- [STATED GOAL]
From the listing below, extract every line containing "JSON".

— START RECORDS SHOWN —

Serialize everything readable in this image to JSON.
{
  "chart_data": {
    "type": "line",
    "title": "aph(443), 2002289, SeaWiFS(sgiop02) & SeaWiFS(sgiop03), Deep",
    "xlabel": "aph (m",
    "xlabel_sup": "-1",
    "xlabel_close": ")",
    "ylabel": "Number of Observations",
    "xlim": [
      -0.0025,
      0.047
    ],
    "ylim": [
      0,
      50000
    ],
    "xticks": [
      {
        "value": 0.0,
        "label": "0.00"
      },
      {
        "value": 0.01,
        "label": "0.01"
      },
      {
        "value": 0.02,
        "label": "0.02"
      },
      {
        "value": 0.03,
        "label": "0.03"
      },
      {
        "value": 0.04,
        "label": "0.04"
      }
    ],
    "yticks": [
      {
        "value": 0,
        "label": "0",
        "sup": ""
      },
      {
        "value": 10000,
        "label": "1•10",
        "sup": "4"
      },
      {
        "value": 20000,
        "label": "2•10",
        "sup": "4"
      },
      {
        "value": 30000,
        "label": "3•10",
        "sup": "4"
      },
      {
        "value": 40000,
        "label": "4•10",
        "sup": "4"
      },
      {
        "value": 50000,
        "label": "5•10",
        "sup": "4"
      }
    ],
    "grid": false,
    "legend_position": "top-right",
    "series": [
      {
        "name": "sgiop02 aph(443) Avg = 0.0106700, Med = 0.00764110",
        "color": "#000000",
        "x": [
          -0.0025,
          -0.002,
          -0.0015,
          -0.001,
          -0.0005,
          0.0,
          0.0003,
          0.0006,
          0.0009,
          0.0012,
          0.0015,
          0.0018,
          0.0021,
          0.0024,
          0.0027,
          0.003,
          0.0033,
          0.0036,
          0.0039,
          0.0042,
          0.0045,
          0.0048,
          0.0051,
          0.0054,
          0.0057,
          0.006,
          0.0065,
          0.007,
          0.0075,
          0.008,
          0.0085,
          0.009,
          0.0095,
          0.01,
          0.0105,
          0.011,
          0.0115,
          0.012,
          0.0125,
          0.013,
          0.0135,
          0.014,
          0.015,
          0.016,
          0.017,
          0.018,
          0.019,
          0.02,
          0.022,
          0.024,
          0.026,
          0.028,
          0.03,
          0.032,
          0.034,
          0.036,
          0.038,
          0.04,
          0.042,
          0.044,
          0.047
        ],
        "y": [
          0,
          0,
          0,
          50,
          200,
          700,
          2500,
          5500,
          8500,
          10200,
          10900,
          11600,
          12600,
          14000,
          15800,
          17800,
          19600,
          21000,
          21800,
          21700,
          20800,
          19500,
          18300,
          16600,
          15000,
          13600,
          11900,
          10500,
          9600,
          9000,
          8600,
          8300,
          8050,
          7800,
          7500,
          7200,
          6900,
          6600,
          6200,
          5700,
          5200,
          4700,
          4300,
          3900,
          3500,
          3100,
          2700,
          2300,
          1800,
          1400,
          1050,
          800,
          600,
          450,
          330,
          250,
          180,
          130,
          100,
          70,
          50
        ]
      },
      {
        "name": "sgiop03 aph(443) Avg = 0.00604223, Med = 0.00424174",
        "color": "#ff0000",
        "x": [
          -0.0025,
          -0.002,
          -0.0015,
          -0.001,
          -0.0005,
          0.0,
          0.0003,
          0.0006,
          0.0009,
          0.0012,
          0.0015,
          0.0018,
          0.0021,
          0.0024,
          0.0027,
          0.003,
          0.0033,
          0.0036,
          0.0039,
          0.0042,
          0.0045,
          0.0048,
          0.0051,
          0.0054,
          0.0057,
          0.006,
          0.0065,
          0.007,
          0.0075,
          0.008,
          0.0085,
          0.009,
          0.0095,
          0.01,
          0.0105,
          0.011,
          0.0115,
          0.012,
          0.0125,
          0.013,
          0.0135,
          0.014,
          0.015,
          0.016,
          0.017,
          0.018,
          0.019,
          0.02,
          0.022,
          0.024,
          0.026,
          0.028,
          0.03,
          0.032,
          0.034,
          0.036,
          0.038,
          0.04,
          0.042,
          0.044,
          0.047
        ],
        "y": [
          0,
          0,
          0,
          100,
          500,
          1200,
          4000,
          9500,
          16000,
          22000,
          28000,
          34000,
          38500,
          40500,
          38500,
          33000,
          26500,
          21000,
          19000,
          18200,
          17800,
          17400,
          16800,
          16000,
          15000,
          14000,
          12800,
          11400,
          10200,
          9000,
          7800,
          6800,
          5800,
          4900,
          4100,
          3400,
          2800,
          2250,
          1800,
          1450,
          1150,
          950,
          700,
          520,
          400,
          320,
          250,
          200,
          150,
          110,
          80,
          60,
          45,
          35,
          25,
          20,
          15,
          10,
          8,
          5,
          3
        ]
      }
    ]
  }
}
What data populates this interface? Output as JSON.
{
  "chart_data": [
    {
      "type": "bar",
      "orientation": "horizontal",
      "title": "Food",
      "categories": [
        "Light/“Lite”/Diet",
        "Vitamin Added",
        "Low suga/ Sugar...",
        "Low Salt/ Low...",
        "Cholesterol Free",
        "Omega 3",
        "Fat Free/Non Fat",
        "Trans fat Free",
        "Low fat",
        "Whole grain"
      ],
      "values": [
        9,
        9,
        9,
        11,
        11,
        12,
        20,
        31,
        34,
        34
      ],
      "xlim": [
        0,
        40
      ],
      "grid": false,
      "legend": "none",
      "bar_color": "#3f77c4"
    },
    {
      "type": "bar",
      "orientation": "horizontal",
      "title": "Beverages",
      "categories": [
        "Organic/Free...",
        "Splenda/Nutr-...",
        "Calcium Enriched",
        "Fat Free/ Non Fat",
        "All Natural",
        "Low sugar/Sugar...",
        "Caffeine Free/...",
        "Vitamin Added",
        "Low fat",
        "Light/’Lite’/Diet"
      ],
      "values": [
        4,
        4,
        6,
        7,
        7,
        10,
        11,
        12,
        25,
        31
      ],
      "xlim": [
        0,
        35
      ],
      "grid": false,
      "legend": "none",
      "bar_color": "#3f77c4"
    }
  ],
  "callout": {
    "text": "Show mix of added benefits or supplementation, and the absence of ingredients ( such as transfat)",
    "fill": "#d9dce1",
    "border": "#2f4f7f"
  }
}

— END RECORDS SHOWN —

- [RESPONSE]
Serialize everything readable in this image to JSON.
What data populates this interface? Output as JSON.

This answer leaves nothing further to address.